Directions for this task
Every line must be returned precisely as it is written.

Raw data

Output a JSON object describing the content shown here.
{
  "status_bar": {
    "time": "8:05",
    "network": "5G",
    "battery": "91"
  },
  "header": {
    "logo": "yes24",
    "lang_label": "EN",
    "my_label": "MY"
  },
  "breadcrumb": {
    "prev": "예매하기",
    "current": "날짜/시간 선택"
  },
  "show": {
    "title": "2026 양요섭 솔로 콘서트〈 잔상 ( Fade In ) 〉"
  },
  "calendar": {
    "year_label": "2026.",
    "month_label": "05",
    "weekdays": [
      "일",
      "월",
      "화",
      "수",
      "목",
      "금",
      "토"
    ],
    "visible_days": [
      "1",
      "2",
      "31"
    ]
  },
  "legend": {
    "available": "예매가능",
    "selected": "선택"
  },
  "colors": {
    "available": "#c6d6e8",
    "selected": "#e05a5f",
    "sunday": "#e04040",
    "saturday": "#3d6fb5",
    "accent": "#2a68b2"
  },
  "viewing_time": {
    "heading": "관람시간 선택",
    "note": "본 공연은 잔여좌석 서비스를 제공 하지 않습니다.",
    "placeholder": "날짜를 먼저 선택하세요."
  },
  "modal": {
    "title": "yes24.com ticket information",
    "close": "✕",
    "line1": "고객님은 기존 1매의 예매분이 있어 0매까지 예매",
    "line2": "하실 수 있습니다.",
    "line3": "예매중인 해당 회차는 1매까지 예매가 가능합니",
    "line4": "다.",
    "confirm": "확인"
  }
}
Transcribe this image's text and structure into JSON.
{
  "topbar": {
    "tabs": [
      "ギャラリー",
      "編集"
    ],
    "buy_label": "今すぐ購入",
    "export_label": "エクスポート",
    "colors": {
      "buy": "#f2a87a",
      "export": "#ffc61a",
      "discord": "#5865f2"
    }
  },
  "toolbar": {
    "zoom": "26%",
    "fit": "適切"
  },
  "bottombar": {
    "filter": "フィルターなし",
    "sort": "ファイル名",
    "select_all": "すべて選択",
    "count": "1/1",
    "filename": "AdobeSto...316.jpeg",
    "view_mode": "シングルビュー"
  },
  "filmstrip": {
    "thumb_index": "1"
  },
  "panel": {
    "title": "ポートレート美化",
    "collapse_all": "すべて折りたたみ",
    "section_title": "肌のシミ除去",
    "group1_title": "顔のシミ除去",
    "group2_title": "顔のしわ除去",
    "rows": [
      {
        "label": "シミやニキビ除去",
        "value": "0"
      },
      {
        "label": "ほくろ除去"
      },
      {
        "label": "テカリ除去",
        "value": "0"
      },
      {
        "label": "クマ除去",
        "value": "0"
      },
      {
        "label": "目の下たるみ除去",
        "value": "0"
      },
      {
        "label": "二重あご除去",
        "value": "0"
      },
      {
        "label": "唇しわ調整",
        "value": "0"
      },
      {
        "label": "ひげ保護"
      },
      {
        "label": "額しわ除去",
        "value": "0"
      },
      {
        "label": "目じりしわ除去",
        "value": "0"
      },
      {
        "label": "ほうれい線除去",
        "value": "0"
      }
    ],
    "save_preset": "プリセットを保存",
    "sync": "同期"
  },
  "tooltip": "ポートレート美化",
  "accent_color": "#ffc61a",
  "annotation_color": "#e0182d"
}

Completed exercise
Output a JSON object describing the content shown here.
{
  "status_bar": {
    "time": "8:05",
    "network": "5G",
    "battery": "91"
  },
  "header": {
    "logo": "yes24",
    "lang_label": "EN",
    "my_label": "MY"
  },
  "breadcrumb": {
    "prev": "예매하기",
    "current": "날짜/시간 선택"
  },
  "show": {
    "title": "2026 양요섭 솔로 콘서트〈 잔상 ( Fade In ) 〉"
  },
  "calendar": {
    "year_label": "2026.",
    "month_label": "05",
    "weekdays": [
      "일",
      "월",
      "화",
      "수",
      "목",
      "금",
      "토"
    ],
    "visible_days": [
      "1",
      "2",
      "31"
    ]
  },
  "legend": {
    "available": "예매가능",
    "selected": "선택"
  },
  "colors": {
    "available": "#c6d6e8",
    "selected": "#e05a5f",
    "sunday": "#e04040",
    "saturday": "#3d6fb5",
    "accent": "#2a68b2"
  },
  "viewing_time": {
    "heading": "관람시간 선택",
    "note": "본 공연은 잔여좌석 서비스를 제공 하지 않습니다.",
    "placeholder": "날짜를 먼저 선택하세요."
  },
  "modal": {
    "title": "yes24.com ticket information",
    "close": "✕",
    "line1": "고객님은 기존 1매의 예매분이 있어 0매까지 예매",
    "line2": "하실 수 있습니다.",
    "line3": "예매중인 해당 회차는 1매까지 예매가 가능합니",
    "line4": "다.",
    "confirm": "확인"
  }
}
Transcribe this image's text and structure into JSON.
{
  "topbar": {
    "tabs": [
      "ギャラリー",
      "編集"
    ],
    "buy_label": "今すぐ購入",
    "export_label": "エクスポート",
    "colors": {
      "buy": "#f2a87a",
      "export": "#ffc61a",
      "discord": "#5865f2"
    }
  },
  "toolbar": {
    "zoom": "26%",
    "fit": "適切"
  },
  "bottombar": {
    "filter": "フィルターなし",
    "sort": "ファイル名",
    "select_all": "すべて選択",
    "count": "1/1",
    "filename": "AdobeSto...316.jpeg",
    "view_mode": "シングルビュー"
  },
  "filmstrip": {
    "thumb_index": "1"
  },
  "panel": {
    "title": "ポートレート美化",
    "collapse_all": "すべて折りたたみ",
    "section_title": "肌のシミ除去",
    "group1_title": "顔のシミ除去",
    "group2_title": "顔のしわ除去",
    "rows": [
      {
        "label": "シミやニキビ除去",
        "value": "0"
      },
      {
        "label": "ほくろ除去"
      },
      {
        "label": "テカリ除去",
        "value": "0"
      },
      {
        "label": "クマ除去",
        "value": "0"
      },
      {
        "label": "目の下たるみ除去",
        "value": "0"
      },
      {
        "label": "二重あご除去",
        "value": "0"
      },
      {
        "label": "唇しわ調整",
        "value": "0"
      },
      {
        "label": "ひげ保護"
      },
      {
        "label": "額しわ除去",
        "value": "0"
      },
      {
        "label": "目じりしわ除去",
        "value": "0"
      },
      {
        "label": "ほうれい線除去",
        "value": "0"
      }
    ],
    "save_preset": "プリセットを保存",
    "sync": "同期"
  },
  "tooltip": "ポートレート美化",
  "accent_color": "#ffc61a",
  "annotation_color": "#e0182d"
}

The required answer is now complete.